§ **Exercise details**: Track down every line below that holds "caption" and copy it.

(Website and app data records)
::::

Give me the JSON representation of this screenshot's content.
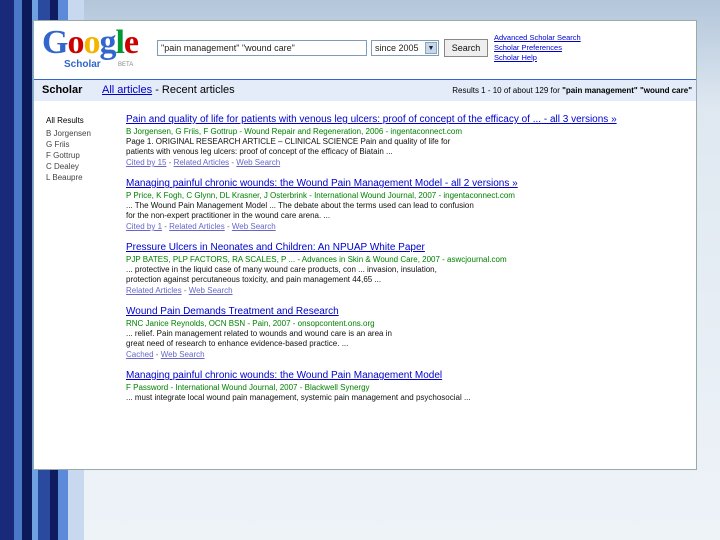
{
  "colors": {
    "link": "#0000cc",
    "green": "#008000",
    "bar": "#e5ecf9",
    "accent": "#3366cc"
  },
  "logo": {
    "letters": [
      "G",
      "o",
      "o",
      "g",
      "l",
      "e"
    ],
    "colors": [
      "#3366cc",
      "#cc0000",
      "#f5b400",
      "#3366cc",
      "#009933",
      "#cc0000"
    ],
    "sub": "Scholar",
    "beta": "BETA"
  },
  "search": {
    "query": "\"pain management\" \"wound care\"",
    "since": "since 2005",
    "button": "Search"
  },
  "toplinks": [
    "Advanced Scholar Search",
    "Scholar Preferences",
    "Scholar Help"
  ],
  "bar": {
    "scholar": "Scholar",
    "all_articles": "All articles",
    "recent": "- Recent articles",
    "stats_prefix": "Results 1 - 10 of about 129 for",
    "stats_terms": "\"pain management\" \"wound care\""
  },
  "sidebar": {
    "head": "All Results",
    "authors": [
      "B Jorgensen",
      "G Friis",
      "F Gottrup",
      "C Dealey",
      "L Beaupre"
    ]
  },
  "results": [
    {
      "title": "Pain and quality of life for patients with venous leg ulcers: proof of concept of the efficacy of ...",
      "versions": "- all 3 versions »",
      "meta": "B Jorgensen, G Friis, F Gottrup - Wound Repair and Regeneration, 2006 - ingentaconnect.com",
      "snippet": [
        "Page 1. ORIGINAL RESEARCH ARTICLE – CLINICAL SCIENCE Pain and quality of life for",
        "patients with venous leg ulcers: proof of concept of the efficacy of Biatain ..."
      ],
      "links": [
        "Cited by 15",
        "Related Articles",
        "Web Search"
      ]
    },
    {
      "title": "Managing painful chronic wounds: the Wound Pain Management Model",
      "versions": "- all 2 versions »",
      "meta": "P Price, K Fogh, C Glynn, DL Krasner, J Osterbrink - International Wound Journal, 2007 - ingentaconnect.com",
      "snippet": [
        "... The Wound Pain Management Model ... The debate about the terms used can lead to confusion",
        "for the non-expert practitioner in the wound care arena. ..."
      ],
      "links": [
        "Cited by 1",
        "Related Articles",
        "Web Search"
      ]
    },
    {
      "title": "Pressure Ulcers in Neonates and Children: An NPUAP White Paper",
      "versions": "",
      "meta": "PJP BATES, PLP FACTORS, RA SCALES, P ... - Advances in Skin & Wound Care, 2007 - aswcjournal.com",
      "snippet": [
        "... protective in the liquid case of many wound care products, con ... invasion, insulation,",
        "protection against percutaneous toxicity, and pain management 44,65 ..."
      ],
      "links": [
        "Related Articles",
        "Web Search"
      ]
    },
    {
      "title": "Wound Pain Demands Treatment and Research",
      "versions": "",
      "meta": "RNC Janice Reynolds, OCN BSN - Pain, 2007 - onsopcontent.ons.org",
      "snippet": [
        "... relief. Pain management related to wounds and wound care is an area in",
        "great need of research to enhance evidence-based practice. ..."
      ],
      "links": [
        "Cached",
        "Web Search"
      ]
    },
    {
      "title": "Managing painful chronic wounds: the Wound Pain Management Model",
      "versions": "",
      "meta": "F Password - International Wound Journal, 2007 - Blackwell Synergy",
      "snippet": [
        "... must integrate local wound pain management, systemic pain management and psychosocial ..."
      ],
      "links": []
    }
  ]
}
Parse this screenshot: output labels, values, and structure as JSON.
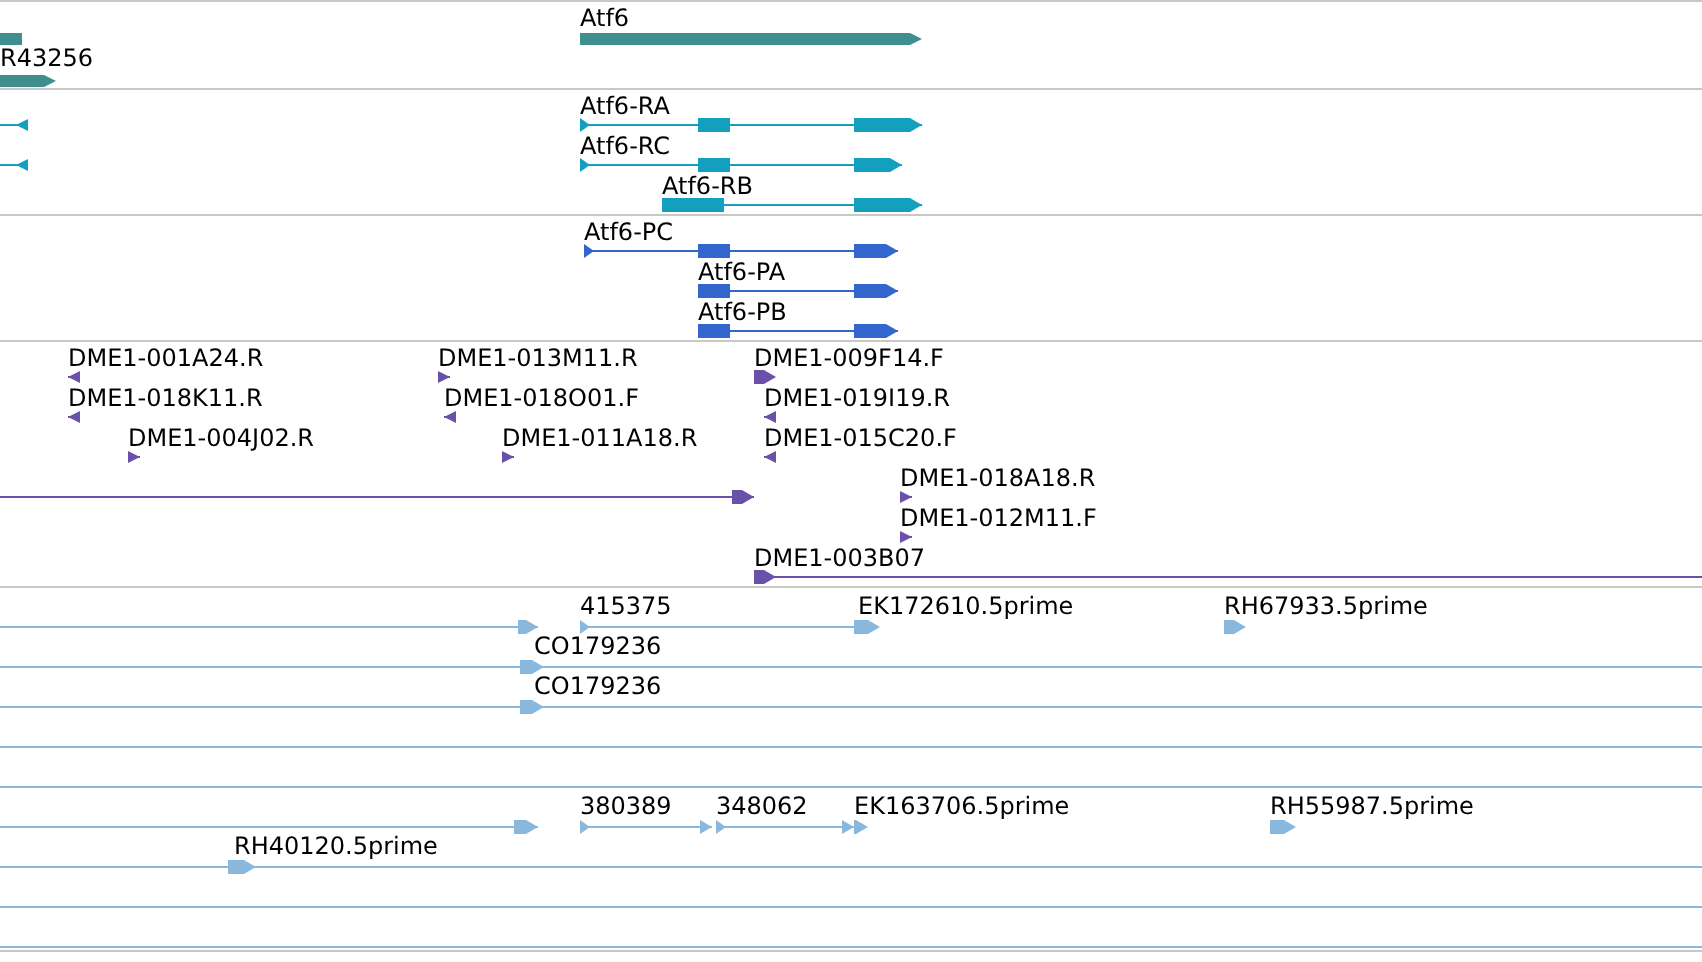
{
  "tracks": [
    {
      "kind": "gene",
      "features": [
        {
          "kind": "plain"
        },
        {
          "label": "R43256",
          "kind": "forward"
        },
        {
          "label": "Atf6",
          "kind": "forward"
        }
      ]
    },
    {
      "kind": "transcript",
      "features": [
        {
          "kind": "reverse"
        },
        {
          "kind": "reverse"
        },
        {
          "label": "Atf6-RA",
          "kind": "forward"
        },
        {
          "label": "Atf6-RC",
          "kind": "forward"
        },
        {
          "label": "Atf6-RB",
          "kind": "forward"
        }
      ]
    },
    {
      "kind": "protein",
      "features": [
        {
          "label": "Atf6-PC",
          "kind": "forward"
        },
        {
          "label": "Atf6-PA",
          "kind": "forward"
        },
        {
          "label": "Atf6-PB",
          "kind": "forward"
        }
      ]
    },
    {
      "kind": "probe",
      "features": [
        {
          "label": "DME1-001A24.R",
          "kind": "reverse"
        },
        {
          "label": "DME1-018K11.R",
          "kind": "reverse"
        },
        {
          "label": "DME1-004J02.R",
          "kind": "forward"
        },
        {
          "label": "DME1-013M11.R",
          "kind": "forward"
        },
        {
          "label": "DME1-018O01.F",
          "kind": "reverse"
        },
        {
          "label": "DME1-011A18.R",
          "kind": "forward"
        },
        {
          "kind": "forward"
        },
        {
          "label": "DME1-009F14.F",
          "kind": "forward"
        },
        {
          "label": "DME1-019I19.R",
          "kind": "reverse"
        },
        {
          "label": "DME1-015C20.F",
          "kind": "reverse"
        },
        {
          "label": "DME1-018A18.R",
          "kind": "forward"
        },
        {
          "label": "DME1-012M11.F",
          "kind": "forward"
        },
        {
          "label": "DME1-003B07",
          "kind": "forward"
        }
      ]
    },
    {
      "kind": "est",
      "features": [
        {
          "kind": "forward"
        },
        {
          "label": "415375",
          "kind": "forward"
        },
        {
          "label": "EK172610.5prime",
          "kind": "forward"
        },
        {
          "label": "RH67933.5prime",
          "kind": "forward"
        },
        {
          "label": "CO179236",
          "kind": "forward"
        },
        {
          "label": "CO179236",
          "kind": "forward"
        },
        {
          "kind": "plain"
        },
        {
          "kind": "plain"
        },
        {
          "kind": "forward"
        },
        {
          "label": "380389",
          "kind": "forward"
        },
        {
          "label": "348062",
          "kind": "forward"
        },
        {
          "label": "EK163706.5prime",
          "kind": "forward"
        },
        {
          "label": "RH55987.5prime",
          "kind": "forward"
        },
        {
          "label": "RH40120.5prime",
          "kind": "forward"
        },
        {
          "kind": "plain"
        },
        {
          "kind": "plain"
        }
      ]
    }
  ]
}
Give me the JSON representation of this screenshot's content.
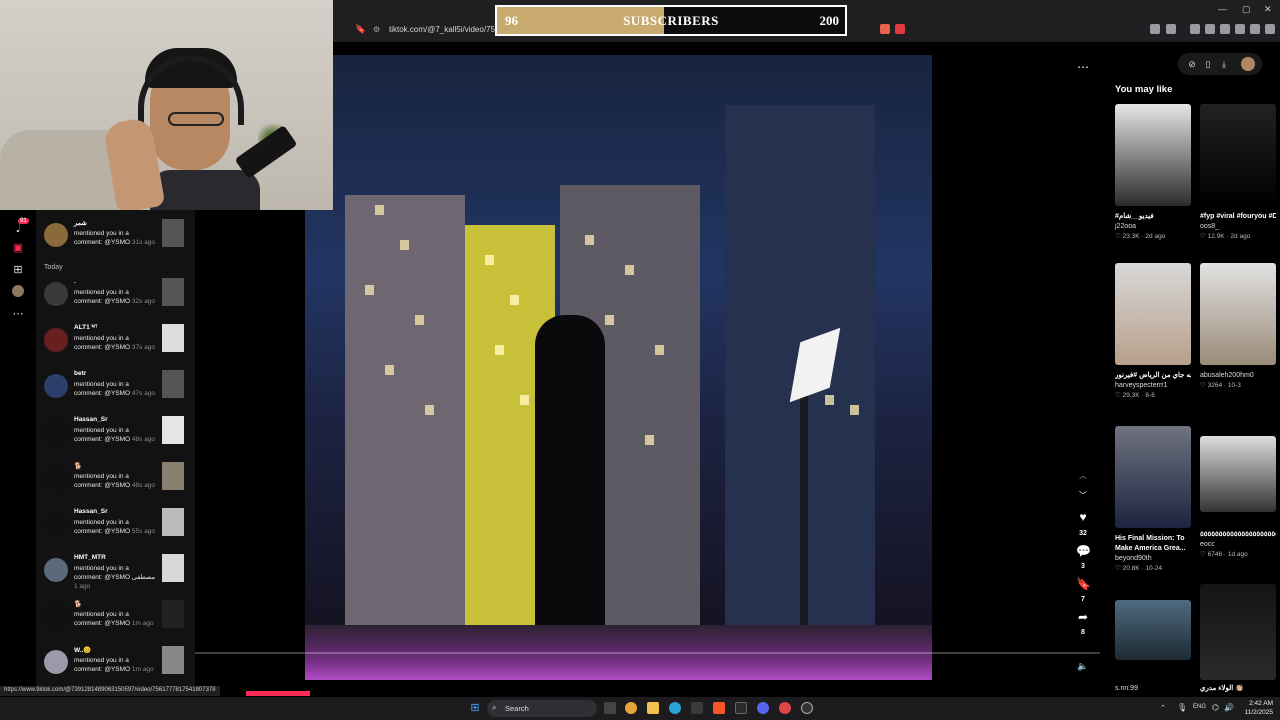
{
  "browser": {
    "address": "tiktok.com/@7_kall5i/video/75650",
    "status_url": "https://www.tiktok.com/@7391281489063150597/video/7561777817541807378"
  },
  "subscriber_bar": {
    "current": "96",
    "goal": "200",
    "label": "SUBSCRIBERS",
    "progress": 0.48,
    "fill_color": "#c9aa6e"
  },
  "nav": {
    "badge": "91",
    "icons": [
      "tiktok-logo-icon",
      "messages-icon",
      "upload-icon",
      "profile-icon",
      "more-icon"
    ]
  },
  "notifications": {
    "section_today": "Today",
    "items": [
      {
        "name": "شمر",
        "text": "mentioned you in a comment: @YSMO",
        "time": "31s ago"
      },
      {
        "name": ".",
        "text": "mentioned you in a comment: @YSMO",
        "time": "32s ago"
      },
      {
        "name": "ALT1 ᴹᵀ",
        "text": "mentioned you in a comment: @YSMO",
        "time": "37s ago"
      },
      {
        "name": "betr",
        "text": "mentioned you in a comment: @YSMO",
        "time": "47s ago"
      },
      {
        "name": "Hassan_Sr",
        "text": "mentioned you in a comment: @YSMO",
        "time": "48s ago"
      },
      {
        "name": "🐕",
        "text": "mentioned you in a comment: @YSMO",
        "time": "48s ago"
      },
      {
        "name": "Hassan_Sr",
        "text": "mentioned you in a comment: @YSMO",
        "time": "55s ago"
      },
      {
        "name": "HMT_MTR",
        "text": "mentioned you in a comment: @YSMO مصطفى",
        "time": "1 ago"
      },
      {
        "name": "🐕",
        "text": "mentioned you in a comment: @YSMO",
        "time": "1m ago"
      },
      {
        "name": "W..😊",
        "text": "mentioned you in a comment: @YSMO",
        "time": "1m ago"
      }
    ]
  },
  "video_actions": {
    "likes": "32",
    "comments": "3",
    "saves": "7",
    "shares": "8"
  },
  "recommendations": {
    "title": "You may like",
    "cards": [
      {
        "caption": "#فيديو__شام",
        "user": "j22ooa",
        "views": "23.3K",
        "age": "2d ago"
      },
      {
        "caption": "#fyp #viral #fouryou #Dexter...",
        "user": "oos8_",
        "views": "12.9K",
        "age": "2d ago"
      },
      {
        "caption": "أنا جاي من بعيد درا عشانه جاي من الرياض #فيرنور",
        "user": "harveyspecterrr1",
        "views": "29.3K",
        "age": "8-6"
      },
      {
        "caption": "",
        "user": "abusaleh200hm0",
        "views": "3264",
        "age": "10-3"
      },
      {
        "caption": "His Final Mission: To Make America Grea...",
        "user": "beyond90th",
        "views": "20.8K",
        "age": "10-24"
      },
      {
        "caption": "٥٥٥٥٥٥٥٥٥٥٥٥٥٥٥٥٥٥٥٥٥٥٥٥٥٥٥٥٥٥",
        "user": "eocc",
        "views": "6746",
        "age": "1d ago"
      },
      {
        "caption": "",
        "user": "s.nn.99",
        "views": "",
        "age": ""
      },
      {
        "caption": "الولاء مدري 👏🏼",
        "user": "",
        "views": "",
        "age": ""
      }
    ]
  },
  "taskbar": {
    "search_placeholder": "Search",
    "lang": "ENG",
    "time": "2:42 AM",
    "date": "11/2/2025"
  },
  "colors": {
    "accent": "#fe2c55",
    "background": "#000000"
  }
}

::::

§ **Solved exercise**:
        "caption": "#فيديو__شام",
        "caption": "#fyp #viral #fouryou #Dexter...",
        "caption": "أنا جاي من بعيد درا عشانه جاي من الرياض #فيرنور",
        "caption": "",
        "caption": "His Final Mission: To Make America Grea...",
        "caption": "٥٥٥٥٥٥٥٥٥٥٥٥٥٥٥٥٥٥٥٥٥٥٥٥٥٥٥٥٥٥",
        "caption": "",
        "caption": "الولاء مدري 👏🏼",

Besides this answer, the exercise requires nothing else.